#### Tugas Latihan A
Menurut teks sumber tentang dosa dan doa, hal apa saja yang dilakukan sesudah perbuatan dosa dan lebih jelek dari perbuatan itu sendiri? Sebutkan semuanya.

#### Teks Sumber

★ ★ ★ ★ ★

لاَصَغِيرَةَمَعَ الإِصْرَارِ وَلاَكَبِيرَةَمَعَ الِإسْتِغْفَارَ.
"Tidak dianggap dosa kecil jika dilakukan terus menerus, dan tidak dianggap besar bila mohon ampun". (Sahabat). Empat hal yang dilakukan sesudah perbuatan dosa yang lebih jelek dari perbuatan itu sendiri, yaitu: menganggap remeh, merasa tidak apa apa, merasa senang, dan terus menerus melakukan perbuatan dosa ".
Agama dalam masyarakat umumnya pada masa ini telah dicampur aduk hingga menjadi barang konsumsi bagi siapa saja yang keranjingan berbelanja hal-hal mistis dan spirituil. Keadaan ini nyaris membuat manusia jadi pengemis, bahkan pengemis lebih baik (karena memang fakir). Berdoa hanya menurut sebatas kebutuhan atau hanya saat sedang butuh, seperti minta jodoh, kekayaan, rizki, pangkat, kelancaran bisnis, sembuh dari penyakit, dan bebas dari kesulitan. Apakah zaman kita ini seperti yang di katakan Ibnu Mas’ud, ” Suatu zaman dimana perkara benar ditolak, sedangkan tindak aniaya dan perampasan hak orang lain tidak ditolak. Zaman ini adalah zaman yang buta, tuli dan tidak jelas. Di zaman ini Iblis naik turun. Jika ini terus berlangsung dan tidak ada perubahan, maka tidak bakal ditangisi seandainya ada orang mati (pembunuhan merajalela), dan tidak akan dirasakan kegembiraan bila ada orang dikaruniai anak (perzinahan dimana-mana)”. “Orang yang lemah iman dapat berbuat dan mampu melaksanakan Ibadah, namun hanya orang yg kuat imannya saja yg mampu meninggalkan maksiat". Inilah penyebab terpuruknya kita kedalam situasi seperti ini. RasulJ menganjurkan umatnya berdoa,

رَبَّنَا ءَاتِنَا فِىالدُّنيَاحَسَنَةً وَفِىالأَخِرَةِ حَسَنَةً وَقِنَاعَذَابَ النَّارِ. البقرة 201   
 “Ya Tuhan kami, karuniai kebaikan didunia kepada kami, dan anugerahi kebaikan diakhirat kepada kami, dan jauhkan kami dari siksa neraka”.

★ ★ ★ ★ ★

#### Tugas Latihan B
Sajikan ulang baris data, mulai dari baris pertama sampai baris yang memuat "browser-tab-3[interactable]: Posts ‹", sebagai tabel Markdown dengan kolom Nomor dan Isi. Lewati baris kosong.

#### Bahan Tugas
★ ★ ★ ★ ★

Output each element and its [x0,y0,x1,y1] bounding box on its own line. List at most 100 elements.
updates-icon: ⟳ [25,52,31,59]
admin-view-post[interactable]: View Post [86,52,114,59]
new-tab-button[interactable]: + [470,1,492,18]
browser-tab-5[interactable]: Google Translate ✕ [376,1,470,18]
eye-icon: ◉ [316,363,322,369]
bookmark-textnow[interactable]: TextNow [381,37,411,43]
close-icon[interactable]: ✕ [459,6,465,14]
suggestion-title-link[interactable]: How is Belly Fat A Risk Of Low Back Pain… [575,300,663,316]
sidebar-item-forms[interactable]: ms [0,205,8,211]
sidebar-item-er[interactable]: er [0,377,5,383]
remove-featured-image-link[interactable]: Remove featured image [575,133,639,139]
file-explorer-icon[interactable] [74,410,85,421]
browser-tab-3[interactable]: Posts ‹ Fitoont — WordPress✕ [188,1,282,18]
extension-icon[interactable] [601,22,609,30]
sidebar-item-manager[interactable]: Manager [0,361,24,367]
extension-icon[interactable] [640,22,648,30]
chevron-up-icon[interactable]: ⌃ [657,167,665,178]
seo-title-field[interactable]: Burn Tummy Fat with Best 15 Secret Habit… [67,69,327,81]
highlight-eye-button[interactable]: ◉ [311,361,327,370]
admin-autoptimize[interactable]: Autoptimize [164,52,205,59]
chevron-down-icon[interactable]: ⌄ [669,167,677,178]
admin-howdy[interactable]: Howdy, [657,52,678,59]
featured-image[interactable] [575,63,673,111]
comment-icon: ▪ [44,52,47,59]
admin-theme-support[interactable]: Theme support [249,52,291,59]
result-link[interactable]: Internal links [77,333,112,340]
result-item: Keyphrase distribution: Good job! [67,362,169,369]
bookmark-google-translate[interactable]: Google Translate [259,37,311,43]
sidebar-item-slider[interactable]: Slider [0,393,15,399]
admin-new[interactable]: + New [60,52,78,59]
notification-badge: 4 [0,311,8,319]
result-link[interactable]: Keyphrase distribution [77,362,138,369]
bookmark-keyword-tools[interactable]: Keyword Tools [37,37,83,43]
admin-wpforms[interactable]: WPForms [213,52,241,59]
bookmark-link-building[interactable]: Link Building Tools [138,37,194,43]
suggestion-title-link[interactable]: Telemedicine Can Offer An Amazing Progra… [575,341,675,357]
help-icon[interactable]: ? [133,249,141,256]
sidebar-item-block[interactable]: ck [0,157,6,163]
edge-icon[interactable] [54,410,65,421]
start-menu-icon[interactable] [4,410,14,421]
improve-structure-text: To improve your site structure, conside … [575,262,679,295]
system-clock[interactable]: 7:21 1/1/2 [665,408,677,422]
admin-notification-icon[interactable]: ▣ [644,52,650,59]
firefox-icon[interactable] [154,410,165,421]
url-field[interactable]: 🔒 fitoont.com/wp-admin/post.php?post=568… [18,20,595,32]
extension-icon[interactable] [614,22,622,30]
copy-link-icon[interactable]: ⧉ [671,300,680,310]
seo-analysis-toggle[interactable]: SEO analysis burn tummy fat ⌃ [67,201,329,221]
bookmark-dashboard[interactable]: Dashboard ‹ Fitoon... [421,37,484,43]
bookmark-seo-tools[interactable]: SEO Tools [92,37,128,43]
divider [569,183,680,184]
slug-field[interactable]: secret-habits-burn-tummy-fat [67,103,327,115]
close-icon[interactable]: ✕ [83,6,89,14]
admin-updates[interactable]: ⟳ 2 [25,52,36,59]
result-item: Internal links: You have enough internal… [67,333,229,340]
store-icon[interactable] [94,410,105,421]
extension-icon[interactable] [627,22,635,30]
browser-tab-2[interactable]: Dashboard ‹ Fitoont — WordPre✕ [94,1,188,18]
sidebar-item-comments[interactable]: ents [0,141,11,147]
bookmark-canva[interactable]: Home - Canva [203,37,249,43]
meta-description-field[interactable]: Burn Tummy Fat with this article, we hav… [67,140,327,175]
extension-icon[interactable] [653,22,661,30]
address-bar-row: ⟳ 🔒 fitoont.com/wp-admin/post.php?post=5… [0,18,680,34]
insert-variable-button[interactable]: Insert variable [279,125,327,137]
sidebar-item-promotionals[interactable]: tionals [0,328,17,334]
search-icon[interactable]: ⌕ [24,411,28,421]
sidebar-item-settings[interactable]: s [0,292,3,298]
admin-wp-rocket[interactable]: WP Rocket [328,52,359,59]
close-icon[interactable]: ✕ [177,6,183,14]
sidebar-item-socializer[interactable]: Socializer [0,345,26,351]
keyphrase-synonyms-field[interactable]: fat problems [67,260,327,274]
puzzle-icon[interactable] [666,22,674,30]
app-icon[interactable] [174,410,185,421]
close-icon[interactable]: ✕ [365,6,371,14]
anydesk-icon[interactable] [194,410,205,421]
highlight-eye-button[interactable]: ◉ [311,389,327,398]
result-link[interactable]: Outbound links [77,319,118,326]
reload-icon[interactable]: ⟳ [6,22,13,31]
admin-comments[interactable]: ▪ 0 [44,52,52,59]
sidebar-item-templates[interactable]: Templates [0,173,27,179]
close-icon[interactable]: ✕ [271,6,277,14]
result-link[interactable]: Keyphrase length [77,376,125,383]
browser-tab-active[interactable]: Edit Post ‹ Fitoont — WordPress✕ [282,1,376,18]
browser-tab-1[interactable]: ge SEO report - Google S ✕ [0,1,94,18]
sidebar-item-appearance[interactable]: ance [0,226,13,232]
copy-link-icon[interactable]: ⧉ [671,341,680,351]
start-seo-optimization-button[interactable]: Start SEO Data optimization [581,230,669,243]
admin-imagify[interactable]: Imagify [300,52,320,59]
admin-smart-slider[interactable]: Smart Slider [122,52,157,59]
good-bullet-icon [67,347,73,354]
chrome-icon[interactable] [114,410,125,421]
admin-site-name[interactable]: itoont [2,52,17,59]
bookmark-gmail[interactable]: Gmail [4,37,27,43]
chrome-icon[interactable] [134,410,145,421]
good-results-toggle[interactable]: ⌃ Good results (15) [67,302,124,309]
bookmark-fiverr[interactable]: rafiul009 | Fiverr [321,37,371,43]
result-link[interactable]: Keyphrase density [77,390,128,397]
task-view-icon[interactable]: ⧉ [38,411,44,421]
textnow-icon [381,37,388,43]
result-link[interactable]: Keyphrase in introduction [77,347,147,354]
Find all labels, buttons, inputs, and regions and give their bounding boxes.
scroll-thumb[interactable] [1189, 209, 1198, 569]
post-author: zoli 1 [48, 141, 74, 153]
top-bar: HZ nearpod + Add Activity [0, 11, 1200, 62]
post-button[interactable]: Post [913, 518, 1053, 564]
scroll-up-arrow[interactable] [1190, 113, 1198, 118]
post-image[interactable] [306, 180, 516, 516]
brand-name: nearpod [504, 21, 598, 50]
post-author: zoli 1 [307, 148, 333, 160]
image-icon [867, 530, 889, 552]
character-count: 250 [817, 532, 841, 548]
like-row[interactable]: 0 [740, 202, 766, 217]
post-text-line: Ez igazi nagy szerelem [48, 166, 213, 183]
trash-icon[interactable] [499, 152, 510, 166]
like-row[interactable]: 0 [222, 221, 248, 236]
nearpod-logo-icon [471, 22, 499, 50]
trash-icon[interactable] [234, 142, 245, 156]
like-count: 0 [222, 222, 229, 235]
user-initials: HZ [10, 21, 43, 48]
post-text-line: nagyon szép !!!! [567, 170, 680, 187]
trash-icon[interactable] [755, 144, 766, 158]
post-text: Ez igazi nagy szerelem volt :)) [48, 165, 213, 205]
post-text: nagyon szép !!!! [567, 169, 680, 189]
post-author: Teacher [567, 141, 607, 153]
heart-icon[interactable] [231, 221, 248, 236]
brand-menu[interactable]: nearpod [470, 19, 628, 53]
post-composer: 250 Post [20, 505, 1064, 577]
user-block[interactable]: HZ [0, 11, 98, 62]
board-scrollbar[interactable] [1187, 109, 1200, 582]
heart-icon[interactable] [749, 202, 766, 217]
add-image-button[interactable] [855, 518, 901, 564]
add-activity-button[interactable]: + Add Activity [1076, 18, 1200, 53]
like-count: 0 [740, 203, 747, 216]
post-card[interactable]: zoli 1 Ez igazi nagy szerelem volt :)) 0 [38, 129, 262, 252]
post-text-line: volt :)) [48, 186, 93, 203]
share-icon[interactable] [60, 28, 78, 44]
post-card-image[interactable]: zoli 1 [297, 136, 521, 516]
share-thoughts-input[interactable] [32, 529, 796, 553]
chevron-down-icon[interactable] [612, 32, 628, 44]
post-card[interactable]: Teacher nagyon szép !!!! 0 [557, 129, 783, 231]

★ ★ ★ ★ ★

#### Hasil Tugas A
- menganggap remeh
- merasa tidak apa apa
- merasa senang
- terus menerus melakukan perbuatan dosa

#### Hasil Tugas B
| Nomor | Isi |
|---|---|
| 1 | Output each element and its [x0,y0,x1,y1] bounding box on its own line. List at most 100 elements. |
| 2 | updates-icon: ⟳ [25,52,31,59] |
| 3 | admin-view-post[interactable]: View Post [86,52,114,59] |
| 4 | new-tab-button[interactable]: + [470,1,492,18] |
| 5 | browser-tab-5[interactable]: Google Translate ✕ [376,1,470,18] |
| 6 | eye-icon: ◉ [316,363,322,369] |
| 7 | bookmark-textnow[interactable]: TextNow [381,37,411,43] |
| 8 | close-icon[interactable]: ✕ [459,6,465,14] |
| 9 | suggestion-title-link[interactable]: How is Belly Fat A Risk Of Low Back Pain… [575,300,663,316] |
| 10 | sidebar-item-forms[interactable]: ms [0,205,8,211] |
| 11 | sidebar-item-er[interactable]: er [0,377,5,383] |
| 12 | remove-featured-image-link[interactable]: Remove featured image [575,133,639,139] |
| 13 | file-explorer-icon[interactable] [74,410,85,421] |
| 14 | browser-tab-3[interactable]: Posts ‹ Fitoont — WordPress✕ [188,1,282,18] |